Repeat each entry exactly and drop the pictures.

====== STORED RECORDS ======

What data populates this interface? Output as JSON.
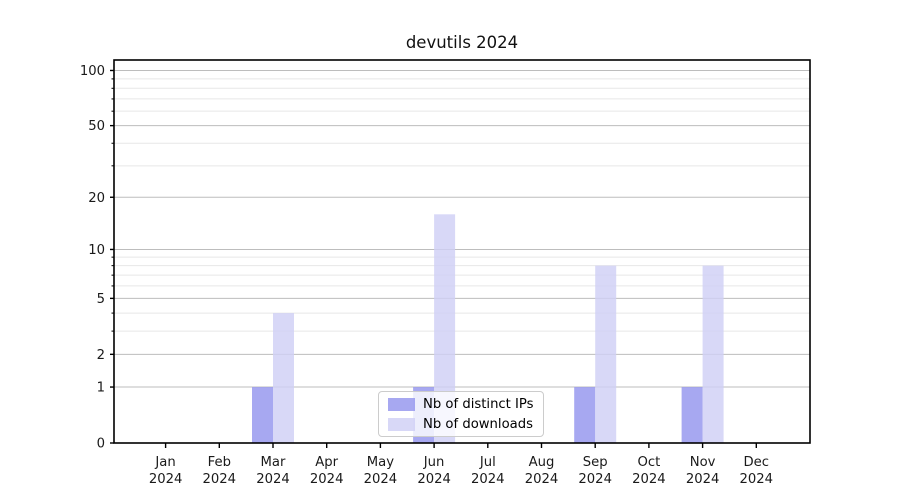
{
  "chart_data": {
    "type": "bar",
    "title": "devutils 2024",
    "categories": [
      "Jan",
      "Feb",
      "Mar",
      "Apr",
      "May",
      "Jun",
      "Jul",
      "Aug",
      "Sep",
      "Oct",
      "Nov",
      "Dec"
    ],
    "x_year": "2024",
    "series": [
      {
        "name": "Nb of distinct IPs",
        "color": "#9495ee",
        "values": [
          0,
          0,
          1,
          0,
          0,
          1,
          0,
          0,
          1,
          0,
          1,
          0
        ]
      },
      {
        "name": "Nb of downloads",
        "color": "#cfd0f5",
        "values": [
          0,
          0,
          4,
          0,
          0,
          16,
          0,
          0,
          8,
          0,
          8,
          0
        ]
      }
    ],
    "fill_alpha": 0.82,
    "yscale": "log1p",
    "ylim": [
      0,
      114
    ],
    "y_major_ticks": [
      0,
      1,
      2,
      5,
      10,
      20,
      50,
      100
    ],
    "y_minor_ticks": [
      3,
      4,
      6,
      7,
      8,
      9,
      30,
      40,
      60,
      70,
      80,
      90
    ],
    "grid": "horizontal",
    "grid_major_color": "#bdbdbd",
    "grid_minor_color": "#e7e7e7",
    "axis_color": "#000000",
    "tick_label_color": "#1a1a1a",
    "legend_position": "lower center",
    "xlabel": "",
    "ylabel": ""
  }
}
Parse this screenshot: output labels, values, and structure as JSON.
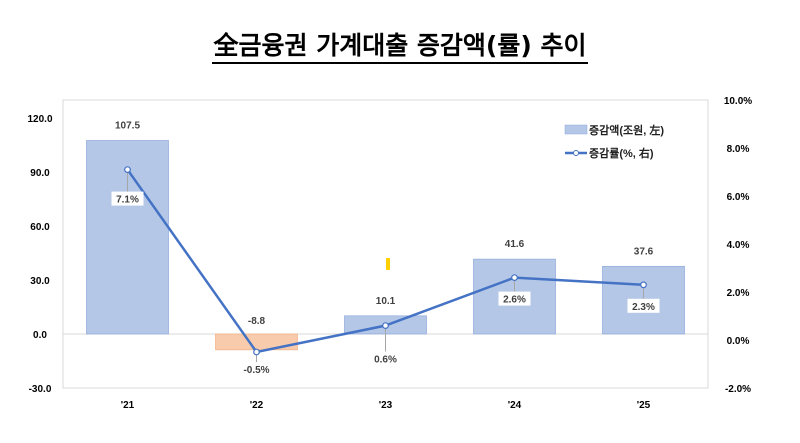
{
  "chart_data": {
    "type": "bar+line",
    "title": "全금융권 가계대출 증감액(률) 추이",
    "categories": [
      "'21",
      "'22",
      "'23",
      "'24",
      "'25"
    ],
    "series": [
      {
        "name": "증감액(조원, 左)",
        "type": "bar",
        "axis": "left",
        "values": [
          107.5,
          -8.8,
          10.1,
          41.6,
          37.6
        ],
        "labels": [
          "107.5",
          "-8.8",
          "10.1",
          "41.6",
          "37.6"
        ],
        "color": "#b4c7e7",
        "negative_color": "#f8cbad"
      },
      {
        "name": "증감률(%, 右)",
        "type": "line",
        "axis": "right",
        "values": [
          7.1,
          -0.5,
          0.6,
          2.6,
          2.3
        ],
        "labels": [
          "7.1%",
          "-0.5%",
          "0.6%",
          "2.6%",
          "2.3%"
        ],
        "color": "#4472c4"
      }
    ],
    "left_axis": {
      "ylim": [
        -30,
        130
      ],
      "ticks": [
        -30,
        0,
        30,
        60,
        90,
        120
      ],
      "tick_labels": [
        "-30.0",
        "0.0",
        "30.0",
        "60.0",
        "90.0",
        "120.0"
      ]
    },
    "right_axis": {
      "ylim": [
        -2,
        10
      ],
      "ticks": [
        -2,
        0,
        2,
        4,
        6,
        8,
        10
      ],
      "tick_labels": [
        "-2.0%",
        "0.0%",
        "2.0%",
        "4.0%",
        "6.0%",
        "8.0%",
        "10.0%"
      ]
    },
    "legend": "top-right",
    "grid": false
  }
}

======

■ OUTPUT:
What data populates this interface? Output as JSON.
{
  "chart_data": {
    "type": "bar",
    "title": "devutils 2024",
    "categories": [
      "Jan",
      "Feb",
      "Mar",
      "Apr",
      "May",
      "Jun",
      "Jul",
      "Aug",
      "Sep",
      "Oct",
      "Nov",
      "Dec"
    ],
    "x_year": "2024",
    "series": [
      {
        "name": "Nb of distinct IPs",
        "color": "#9495ee",
        "values": [
          0,
          0,
          1,
          0,
          0,
          1,
          0,
          0,
          1,
          0,
          1,
          0
        ]
      },
      {
        "name": "Nb of downloads",
        "color": "#cfd0f5",
        "values": [
          0,
          0,
          4,
          0,
          0,
          16,
          0,
          0,
          8,
          0,
          8,
          0
        ]
      }
    ],
    "fill_alpha": 0.82,
    "yscale": "log1p",
    "ylim": [
      0,
      114
    ],
    "y_major_ticks": [
      0,
      1,
      2,
      5,
      10,
      20,
      50,
      100
    ],
    "y_minor_ticks": [
      3,
      4,
      6,
      7,
      8,
      9,
      30,
      40,
      60,
      70,
      80,
      90
    ],
    "grid": "horizontal",
    "grid_major_color": "#bdbdbd",
    "grid_minor_color": "#e7e7e7",
    "axis_color": "#000000",
    "tick_label_color": "#1a1a1a",
    "legend_position": "lower center",
    "xlabel": "",
    "ylabel": ""
  }
}
Parse this screenshot: output labels, values, and structure as JSON.
{
  "chart_data": {
    "type": "bar+line",
    "title": "全금융권 가계대출 증감액(률) 추이",
    "categories": [
      "'21",
      "'22",
      "'23",
      "'24",
      "'25"
    ],
    "series": [
      {
        "name": "증감액(조원, 左)",
        "type": "bar",
        "axis": "left",
        "values": [
          107.5,
          -8.8,
          10.1,
          41.6,
          37.6
        ],
        "labels": [
          "107.5",
          "-8.8",
          "10.1",
          "41.6",
          "37.6"
        ],
        "color": "#b4c7e7",
        "negative_color": "#f8cbad"
      },
      {
        "name": "증감률(%, 右)",
        "type": "line",
        "axis": "right",
        "values": [
          7.1,
          -0.5,
          0.6,
          2.6,
          2.3
        ],
        "labels": [
          "7.1%",
          "-0.5%",
          "0.6%",
          "2.6%",
          "2.3%"
        ],
        "color": "#4472c4"
      }
    ],
    "left_axis": {
      "ylim": [
        -30,
        130
      ],
      "ticks": [
        -30,
        0,
        30,
        60,
        90,
        120
      ],
      "tick_labels": [
        "-30.0",
        "0.0",
        "30.0",
        "60.0",
        "90.0",
        "120.0"
      ]
    },
    "right_axis": {
      "ylim": [
        -2,
        10
      ],
      "ticks": [
        -2,
        0,
        2,
        4,
        6,
        8,
        10
      ],
      "tick_labels": [
        "-2.0%",
        "0.0%",
        "2.0%",
        "4.0%",
        "6.0%",
        "8.0%",
        "10.0%"
      ]
    },
    "legend": "top-right",
    "grid": false
  }
}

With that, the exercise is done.